- _Exercise objective_:
Lines containing the string "axis" are to be collected in full.

- _Records shown_:
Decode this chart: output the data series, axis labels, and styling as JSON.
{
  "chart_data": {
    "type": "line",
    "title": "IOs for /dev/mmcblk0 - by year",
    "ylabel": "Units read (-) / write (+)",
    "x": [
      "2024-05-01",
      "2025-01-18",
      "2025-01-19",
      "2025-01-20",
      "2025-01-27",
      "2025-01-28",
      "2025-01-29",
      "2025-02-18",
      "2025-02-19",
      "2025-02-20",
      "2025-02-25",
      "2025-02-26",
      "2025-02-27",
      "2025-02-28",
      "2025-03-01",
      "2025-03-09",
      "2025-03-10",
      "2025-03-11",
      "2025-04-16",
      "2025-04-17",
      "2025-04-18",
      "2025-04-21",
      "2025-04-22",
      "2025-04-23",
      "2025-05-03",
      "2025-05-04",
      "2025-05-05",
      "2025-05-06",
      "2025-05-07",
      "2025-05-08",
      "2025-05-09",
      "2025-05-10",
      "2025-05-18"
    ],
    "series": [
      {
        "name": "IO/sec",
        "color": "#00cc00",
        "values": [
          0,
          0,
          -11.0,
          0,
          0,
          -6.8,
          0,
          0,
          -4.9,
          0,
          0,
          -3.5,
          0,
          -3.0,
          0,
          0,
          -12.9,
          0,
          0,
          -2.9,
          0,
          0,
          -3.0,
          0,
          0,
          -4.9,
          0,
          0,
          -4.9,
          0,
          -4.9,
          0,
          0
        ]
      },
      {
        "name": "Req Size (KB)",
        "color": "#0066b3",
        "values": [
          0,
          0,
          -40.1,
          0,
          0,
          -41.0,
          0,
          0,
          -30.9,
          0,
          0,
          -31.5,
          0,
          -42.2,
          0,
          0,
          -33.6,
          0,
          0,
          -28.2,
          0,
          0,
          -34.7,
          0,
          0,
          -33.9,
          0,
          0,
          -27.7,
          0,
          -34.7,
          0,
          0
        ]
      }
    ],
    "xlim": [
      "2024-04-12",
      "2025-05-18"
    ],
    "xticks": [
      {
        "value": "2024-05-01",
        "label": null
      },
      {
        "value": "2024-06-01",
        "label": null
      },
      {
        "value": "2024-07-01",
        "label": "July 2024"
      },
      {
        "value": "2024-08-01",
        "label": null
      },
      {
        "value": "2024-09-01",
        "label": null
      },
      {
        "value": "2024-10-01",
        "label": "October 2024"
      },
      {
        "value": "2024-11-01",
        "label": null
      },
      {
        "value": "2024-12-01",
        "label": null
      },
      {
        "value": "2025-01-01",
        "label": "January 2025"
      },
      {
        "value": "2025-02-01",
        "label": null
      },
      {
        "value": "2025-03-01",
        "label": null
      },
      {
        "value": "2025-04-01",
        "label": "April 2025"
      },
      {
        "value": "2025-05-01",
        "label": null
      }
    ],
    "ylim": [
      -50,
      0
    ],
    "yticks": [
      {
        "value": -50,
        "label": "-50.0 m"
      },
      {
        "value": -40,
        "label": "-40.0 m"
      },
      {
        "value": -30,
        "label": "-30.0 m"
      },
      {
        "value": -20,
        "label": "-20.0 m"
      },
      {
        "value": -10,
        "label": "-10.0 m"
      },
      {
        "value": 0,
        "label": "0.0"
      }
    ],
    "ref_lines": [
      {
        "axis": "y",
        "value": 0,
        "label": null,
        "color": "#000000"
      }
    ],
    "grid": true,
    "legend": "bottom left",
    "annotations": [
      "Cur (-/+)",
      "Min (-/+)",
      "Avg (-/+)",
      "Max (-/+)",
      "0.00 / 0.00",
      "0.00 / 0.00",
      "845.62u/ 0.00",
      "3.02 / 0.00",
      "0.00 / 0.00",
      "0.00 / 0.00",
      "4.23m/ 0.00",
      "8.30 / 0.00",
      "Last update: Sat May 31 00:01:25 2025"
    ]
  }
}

- _Output for this task_:
Decode this chart: output the data series, axis labels, and styling as JSON.
        "axis": "y",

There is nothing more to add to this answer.